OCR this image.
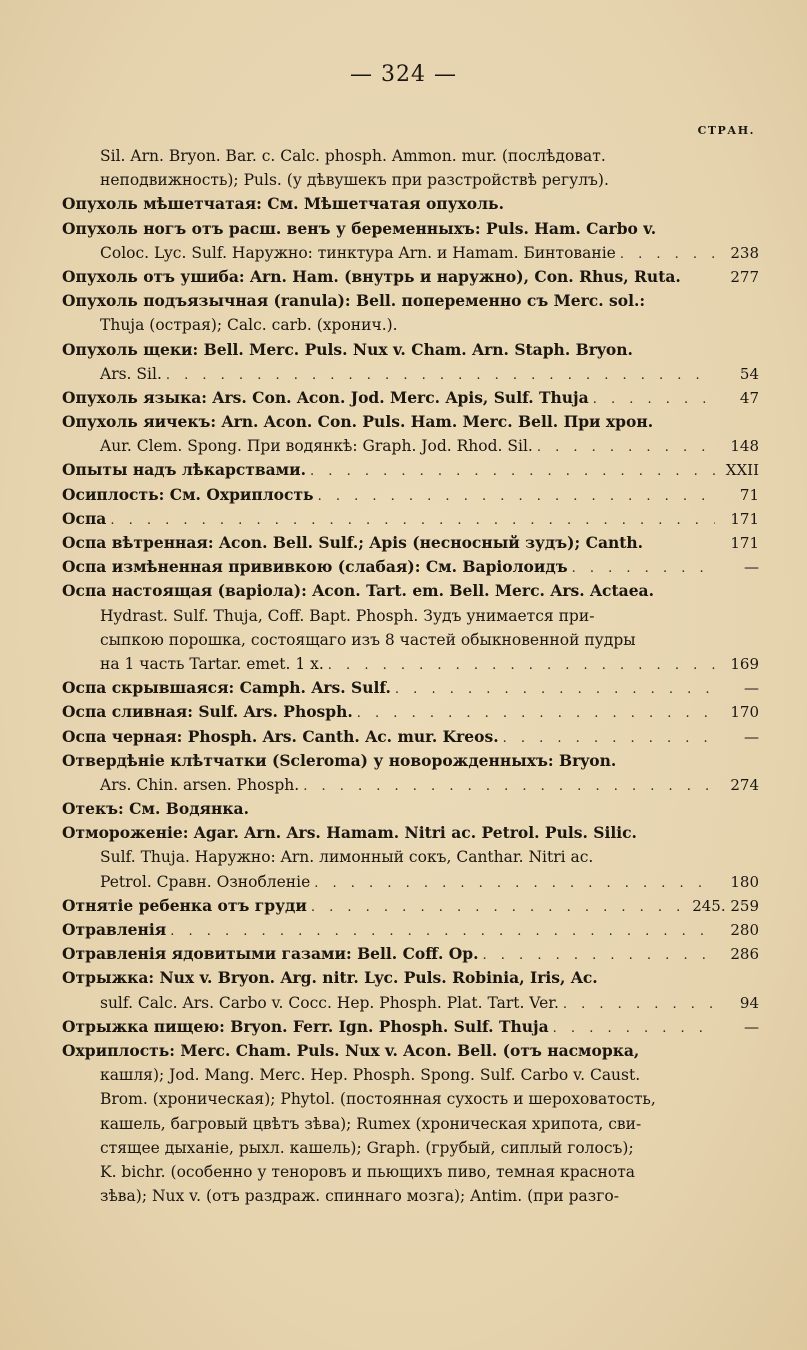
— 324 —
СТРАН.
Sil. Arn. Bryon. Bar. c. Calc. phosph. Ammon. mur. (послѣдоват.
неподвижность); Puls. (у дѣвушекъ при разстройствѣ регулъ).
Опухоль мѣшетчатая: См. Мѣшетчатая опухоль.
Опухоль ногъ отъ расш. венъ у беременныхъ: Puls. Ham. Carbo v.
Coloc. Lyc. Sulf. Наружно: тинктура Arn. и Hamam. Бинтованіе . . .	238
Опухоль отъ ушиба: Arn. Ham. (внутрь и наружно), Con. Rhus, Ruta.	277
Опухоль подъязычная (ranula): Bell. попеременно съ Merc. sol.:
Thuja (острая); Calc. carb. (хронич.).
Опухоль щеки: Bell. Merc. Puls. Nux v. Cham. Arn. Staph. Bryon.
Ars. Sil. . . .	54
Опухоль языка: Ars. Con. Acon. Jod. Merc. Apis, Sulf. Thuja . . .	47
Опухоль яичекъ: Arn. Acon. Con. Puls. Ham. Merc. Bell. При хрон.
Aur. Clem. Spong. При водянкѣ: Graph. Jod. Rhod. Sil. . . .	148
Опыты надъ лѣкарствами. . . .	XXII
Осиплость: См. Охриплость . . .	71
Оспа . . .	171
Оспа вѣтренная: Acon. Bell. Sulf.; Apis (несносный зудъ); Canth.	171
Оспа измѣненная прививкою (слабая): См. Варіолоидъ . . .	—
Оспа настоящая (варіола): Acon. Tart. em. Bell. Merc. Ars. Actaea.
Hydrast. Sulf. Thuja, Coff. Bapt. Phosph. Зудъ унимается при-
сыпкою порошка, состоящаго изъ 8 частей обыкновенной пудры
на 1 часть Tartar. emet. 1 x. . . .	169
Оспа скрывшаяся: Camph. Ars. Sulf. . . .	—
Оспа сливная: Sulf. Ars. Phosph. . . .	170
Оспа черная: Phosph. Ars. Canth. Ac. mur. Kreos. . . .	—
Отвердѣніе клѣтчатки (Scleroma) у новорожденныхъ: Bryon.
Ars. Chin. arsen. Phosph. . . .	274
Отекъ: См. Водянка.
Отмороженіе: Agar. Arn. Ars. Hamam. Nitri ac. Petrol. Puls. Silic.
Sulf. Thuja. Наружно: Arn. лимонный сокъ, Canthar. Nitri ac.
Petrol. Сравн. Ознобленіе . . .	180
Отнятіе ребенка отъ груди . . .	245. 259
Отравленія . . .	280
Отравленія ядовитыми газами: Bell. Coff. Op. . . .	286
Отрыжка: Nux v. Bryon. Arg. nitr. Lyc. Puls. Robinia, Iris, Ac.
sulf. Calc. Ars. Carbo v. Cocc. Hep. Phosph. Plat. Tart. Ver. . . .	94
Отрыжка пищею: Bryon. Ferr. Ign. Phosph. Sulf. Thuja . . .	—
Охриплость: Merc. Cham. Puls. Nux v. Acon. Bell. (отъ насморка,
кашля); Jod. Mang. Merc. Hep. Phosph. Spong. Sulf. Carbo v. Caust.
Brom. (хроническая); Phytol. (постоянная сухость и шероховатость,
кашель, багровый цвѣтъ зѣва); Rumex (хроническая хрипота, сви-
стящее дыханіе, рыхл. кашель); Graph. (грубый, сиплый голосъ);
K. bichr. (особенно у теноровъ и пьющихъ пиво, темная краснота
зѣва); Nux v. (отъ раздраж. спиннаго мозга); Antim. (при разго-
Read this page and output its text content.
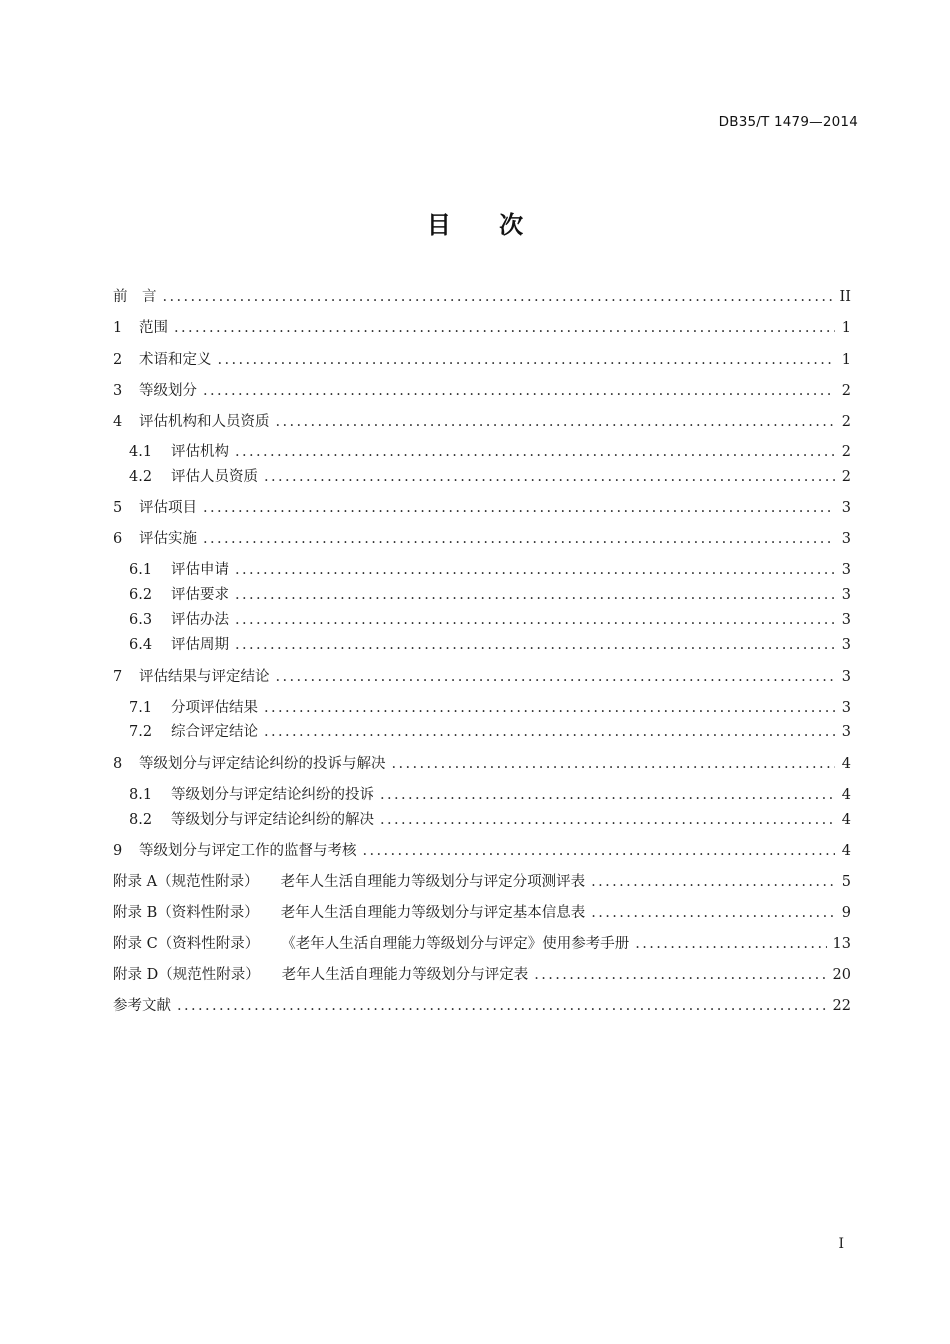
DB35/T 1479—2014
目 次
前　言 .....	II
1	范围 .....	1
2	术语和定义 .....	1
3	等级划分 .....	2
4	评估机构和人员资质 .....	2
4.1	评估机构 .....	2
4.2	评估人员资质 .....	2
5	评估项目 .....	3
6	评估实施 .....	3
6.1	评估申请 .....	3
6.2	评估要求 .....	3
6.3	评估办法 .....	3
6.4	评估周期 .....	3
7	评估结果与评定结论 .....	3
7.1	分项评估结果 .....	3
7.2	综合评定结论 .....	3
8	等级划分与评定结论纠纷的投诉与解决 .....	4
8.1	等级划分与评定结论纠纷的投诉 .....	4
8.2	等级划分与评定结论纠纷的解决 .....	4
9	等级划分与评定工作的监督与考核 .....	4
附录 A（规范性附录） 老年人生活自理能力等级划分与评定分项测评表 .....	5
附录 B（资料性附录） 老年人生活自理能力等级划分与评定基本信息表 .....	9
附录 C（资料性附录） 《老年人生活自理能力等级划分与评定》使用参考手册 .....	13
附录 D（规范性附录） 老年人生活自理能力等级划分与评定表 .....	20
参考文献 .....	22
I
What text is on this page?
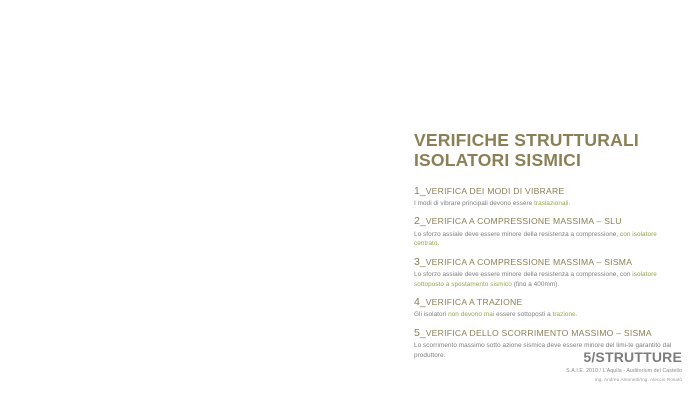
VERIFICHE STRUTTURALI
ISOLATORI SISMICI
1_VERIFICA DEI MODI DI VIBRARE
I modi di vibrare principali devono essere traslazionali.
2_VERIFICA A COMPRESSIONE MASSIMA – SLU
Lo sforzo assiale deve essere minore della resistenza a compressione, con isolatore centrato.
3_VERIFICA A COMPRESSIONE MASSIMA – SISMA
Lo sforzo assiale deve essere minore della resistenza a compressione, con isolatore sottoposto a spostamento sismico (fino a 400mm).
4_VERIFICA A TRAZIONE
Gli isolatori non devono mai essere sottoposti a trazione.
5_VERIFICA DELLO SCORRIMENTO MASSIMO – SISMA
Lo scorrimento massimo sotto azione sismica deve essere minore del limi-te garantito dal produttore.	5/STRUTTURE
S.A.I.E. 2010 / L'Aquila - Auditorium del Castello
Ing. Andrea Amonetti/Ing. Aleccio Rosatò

→ **INSTRUCTION**: Copy every line from the entries that contains the word "resistenza".

→ **OUTPUT**:
Lo sforzo assiale deve essere minore della resistenza a compressione, con isolatore centrato.
Lo sforzo assiale deve essere minore della resistenza a compressione, con isolatore sottoposto a spostamento sismico (fino a 400mm).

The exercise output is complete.